-- Start --
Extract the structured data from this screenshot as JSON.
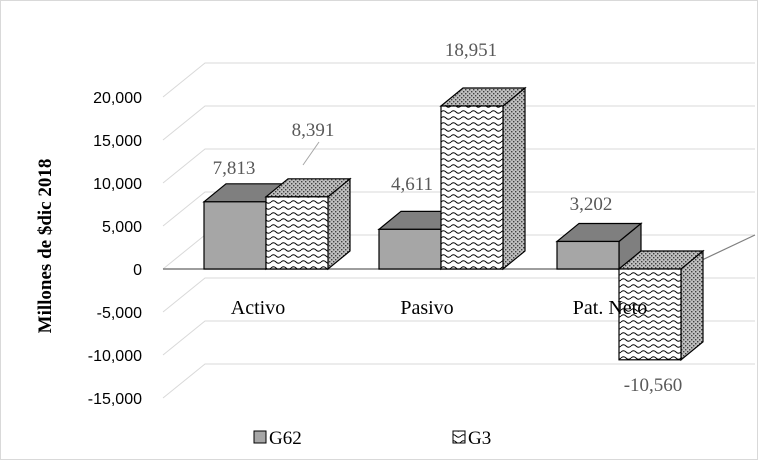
{
  "chart_data": {
    "type": "bar",
    "title": "",
    "ylabel": "Millones de $dic 2018",
    "xlabel": "",
    "categories": [
      "Activo",
      "Pasivo",
      "Pat. Neto"
    ],
    "series": [
      {
        "name": "G62",
        "values": [
          7813,
          4611,
          3202
        ],
        "labels": [
          "7,813",
          "4,611",
          "3,202"
        ],
        "color": "#a6a6a6",
        "pattern": "solid"
      },
      {
        "name": "G3",
        "values": [
          8391,
          18951,
          -10560
        ],
        "labels": [
          "8,391",
          "18,951",
          "-10,560"
        ],
        "color": "#ffffff",
        "pattern": "wavy-hatch"
      }
    ],
    "ylim": [
      -15000,
      20000
    ],
    "yticks": [
      "20,000",
      "15,000",
      "10,000",
      "5,000",
      "0",
      "-5,000",
      "-10,000",
      "-15,000"
    ],
    "ytick_values": [
      20000,
      15000,
      10000,
      5000,
      0,
      -5000,
      -10000,
      -15000
    ],
    "grid": true,
    "three_d": true,
    "legend_position": "bottom"
  }
}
-- End --
- **Problem statement**: Transcribe the listing above verbatim. Omit the pictures.

- **Solution**:
Extract the structured data from this screenshot as JSON.
{
  "chart_data": {
    "type": "bar",
    "title": "",
    "ylabel": "Millones de $dic 2018",
    "xlabel": "",
    "categories": [
      "Activo",
      "Pasivo",
      "Pat. Neto"
    ],
    "series": [
      {
        "name": "G62",
        "values": [
          7813,
          4611,
          3202
        ],
        "labels": [
          "7,813",
          "4,611",
          "3,202"
        ],
        "color": "#a6a6a6",
        "pattern": "solid"
      },
      {
        "name": "G3",
        "values": [
          8391,
          18951,
          -10560
        ],
        "labels": [
          "8,391",
          "18,951",
          "-10,560"
        ],
        "color": "#ffffff",
        "pattern": "wavy-hatch"
      }
    ],
    "ylim": [
      -15000,
      20000
    ],
    "yticks": [
      "20,000",
      "15,000",
      "10,000",
      "5,000",
      "0",
      "-5,000",
      "-10,000",
      "-15,000"
    ],
    "ytick_values": [
      20000,
      15000,
      10000,
      5000,
      0,
      -5000,
      -10000,
      -15000
    ],
    "grid": true,
    "three_d": true,
    "legend_position": "bottom"
  }
}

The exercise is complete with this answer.